### Dataset entries
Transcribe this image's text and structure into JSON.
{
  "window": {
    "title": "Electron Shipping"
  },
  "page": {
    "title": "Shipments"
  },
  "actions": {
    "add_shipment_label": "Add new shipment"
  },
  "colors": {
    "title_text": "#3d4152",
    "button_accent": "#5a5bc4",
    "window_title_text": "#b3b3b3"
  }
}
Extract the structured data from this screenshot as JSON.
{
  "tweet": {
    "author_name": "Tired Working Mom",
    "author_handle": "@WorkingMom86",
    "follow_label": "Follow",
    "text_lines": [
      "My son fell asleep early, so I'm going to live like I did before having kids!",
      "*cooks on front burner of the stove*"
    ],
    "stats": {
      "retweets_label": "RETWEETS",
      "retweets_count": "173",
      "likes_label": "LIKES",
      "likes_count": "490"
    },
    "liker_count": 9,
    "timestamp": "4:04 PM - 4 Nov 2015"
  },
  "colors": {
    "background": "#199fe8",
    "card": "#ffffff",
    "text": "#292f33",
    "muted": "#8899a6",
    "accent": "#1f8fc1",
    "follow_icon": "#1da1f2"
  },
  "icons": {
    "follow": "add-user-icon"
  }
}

--

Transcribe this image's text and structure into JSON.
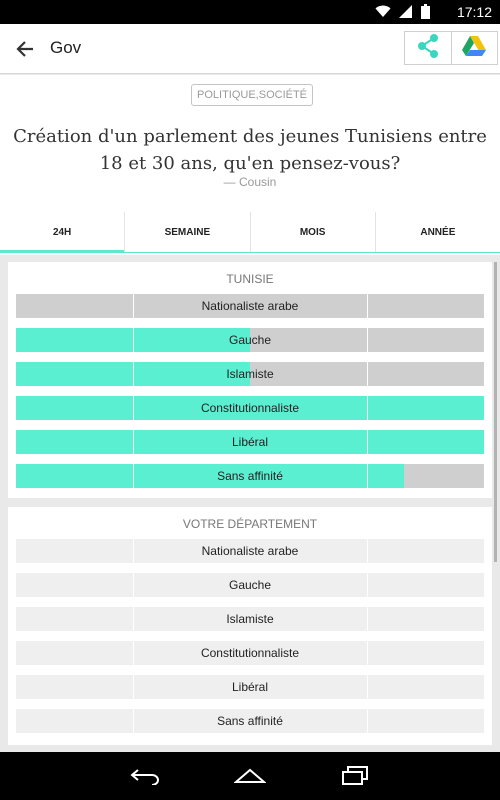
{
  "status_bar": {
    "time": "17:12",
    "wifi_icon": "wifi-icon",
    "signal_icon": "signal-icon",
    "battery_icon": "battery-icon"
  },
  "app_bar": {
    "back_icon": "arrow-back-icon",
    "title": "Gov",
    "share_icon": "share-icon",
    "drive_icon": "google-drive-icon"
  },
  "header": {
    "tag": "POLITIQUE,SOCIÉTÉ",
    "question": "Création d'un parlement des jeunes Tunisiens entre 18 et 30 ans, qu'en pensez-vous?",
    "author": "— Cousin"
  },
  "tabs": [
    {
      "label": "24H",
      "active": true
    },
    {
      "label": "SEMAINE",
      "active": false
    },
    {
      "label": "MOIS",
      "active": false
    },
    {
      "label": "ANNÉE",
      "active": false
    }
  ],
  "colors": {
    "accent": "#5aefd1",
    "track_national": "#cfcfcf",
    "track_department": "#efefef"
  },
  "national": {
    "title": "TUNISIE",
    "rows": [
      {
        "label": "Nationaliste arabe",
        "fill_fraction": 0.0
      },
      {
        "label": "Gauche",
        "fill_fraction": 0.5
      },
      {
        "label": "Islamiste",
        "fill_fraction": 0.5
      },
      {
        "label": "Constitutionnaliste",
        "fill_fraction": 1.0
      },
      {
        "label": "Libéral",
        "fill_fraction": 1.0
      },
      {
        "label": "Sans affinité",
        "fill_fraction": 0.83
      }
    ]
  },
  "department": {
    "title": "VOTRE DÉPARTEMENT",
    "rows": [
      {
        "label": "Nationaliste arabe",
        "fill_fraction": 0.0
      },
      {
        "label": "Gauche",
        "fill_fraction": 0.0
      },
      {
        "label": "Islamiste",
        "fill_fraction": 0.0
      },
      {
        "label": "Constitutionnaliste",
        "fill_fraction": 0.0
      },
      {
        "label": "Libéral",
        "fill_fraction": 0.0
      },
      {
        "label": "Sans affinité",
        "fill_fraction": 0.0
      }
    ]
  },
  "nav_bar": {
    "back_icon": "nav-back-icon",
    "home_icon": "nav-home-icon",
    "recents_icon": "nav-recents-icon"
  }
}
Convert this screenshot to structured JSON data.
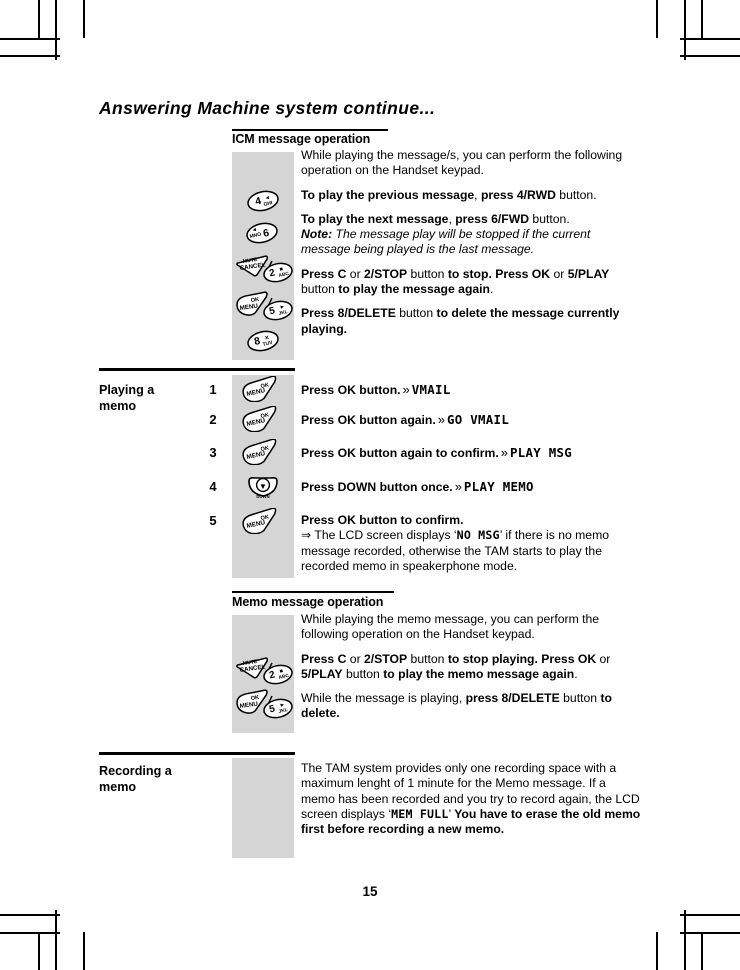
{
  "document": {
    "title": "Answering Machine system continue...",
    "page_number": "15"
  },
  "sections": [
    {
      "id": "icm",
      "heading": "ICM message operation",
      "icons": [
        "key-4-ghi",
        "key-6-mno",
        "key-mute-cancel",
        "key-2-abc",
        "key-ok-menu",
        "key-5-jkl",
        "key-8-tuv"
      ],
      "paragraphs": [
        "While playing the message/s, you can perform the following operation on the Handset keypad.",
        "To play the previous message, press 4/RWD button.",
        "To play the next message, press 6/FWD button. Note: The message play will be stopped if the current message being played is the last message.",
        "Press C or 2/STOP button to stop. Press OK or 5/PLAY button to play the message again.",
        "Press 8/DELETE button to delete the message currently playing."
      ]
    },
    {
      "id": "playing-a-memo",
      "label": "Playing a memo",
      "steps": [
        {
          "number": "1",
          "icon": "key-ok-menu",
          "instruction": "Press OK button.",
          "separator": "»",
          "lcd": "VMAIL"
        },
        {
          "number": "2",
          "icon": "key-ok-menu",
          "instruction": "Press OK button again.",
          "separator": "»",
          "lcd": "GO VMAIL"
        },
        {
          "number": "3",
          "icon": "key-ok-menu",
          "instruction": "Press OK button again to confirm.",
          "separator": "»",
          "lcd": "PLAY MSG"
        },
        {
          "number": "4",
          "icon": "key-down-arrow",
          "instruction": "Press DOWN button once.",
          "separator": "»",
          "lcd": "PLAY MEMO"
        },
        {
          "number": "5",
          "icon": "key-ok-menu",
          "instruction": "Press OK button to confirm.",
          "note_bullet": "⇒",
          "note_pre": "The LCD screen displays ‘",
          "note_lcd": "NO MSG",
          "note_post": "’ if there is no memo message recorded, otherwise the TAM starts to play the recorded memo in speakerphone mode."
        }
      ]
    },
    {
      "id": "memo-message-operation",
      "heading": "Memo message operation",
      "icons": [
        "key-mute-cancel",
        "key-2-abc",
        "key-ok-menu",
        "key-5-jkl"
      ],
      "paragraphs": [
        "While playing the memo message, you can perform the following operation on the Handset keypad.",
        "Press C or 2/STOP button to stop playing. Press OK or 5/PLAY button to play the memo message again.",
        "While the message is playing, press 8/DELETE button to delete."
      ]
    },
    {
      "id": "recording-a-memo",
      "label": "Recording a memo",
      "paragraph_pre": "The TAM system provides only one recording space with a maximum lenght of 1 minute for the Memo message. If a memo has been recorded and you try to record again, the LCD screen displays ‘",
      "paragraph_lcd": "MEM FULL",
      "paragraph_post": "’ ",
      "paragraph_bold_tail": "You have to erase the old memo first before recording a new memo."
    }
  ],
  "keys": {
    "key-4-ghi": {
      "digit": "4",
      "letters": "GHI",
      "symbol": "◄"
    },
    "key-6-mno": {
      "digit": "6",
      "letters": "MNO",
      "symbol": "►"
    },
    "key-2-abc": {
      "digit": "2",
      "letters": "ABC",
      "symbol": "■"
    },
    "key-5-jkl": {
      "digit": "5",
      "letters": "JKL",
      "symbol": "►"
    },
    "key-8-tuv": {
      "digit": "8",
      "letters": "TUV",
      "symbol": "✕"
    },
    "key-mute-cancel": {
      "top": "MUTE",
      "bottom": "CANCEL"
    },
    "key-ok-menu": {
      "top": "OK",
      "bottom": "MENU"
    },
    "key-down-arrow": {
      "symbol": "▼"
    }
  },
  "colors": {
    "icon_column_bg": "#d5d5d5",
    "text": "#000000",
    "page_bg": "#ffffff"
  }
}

### What this task involves
Return each line that includes "JSON".

### Task solution
Transcribe this image's text and structure into JSON.
Extract the structured data from this screenshot as JSON.
Transcribe this image's text and structure into JSON.
Convert this screenshot to structured JSON data.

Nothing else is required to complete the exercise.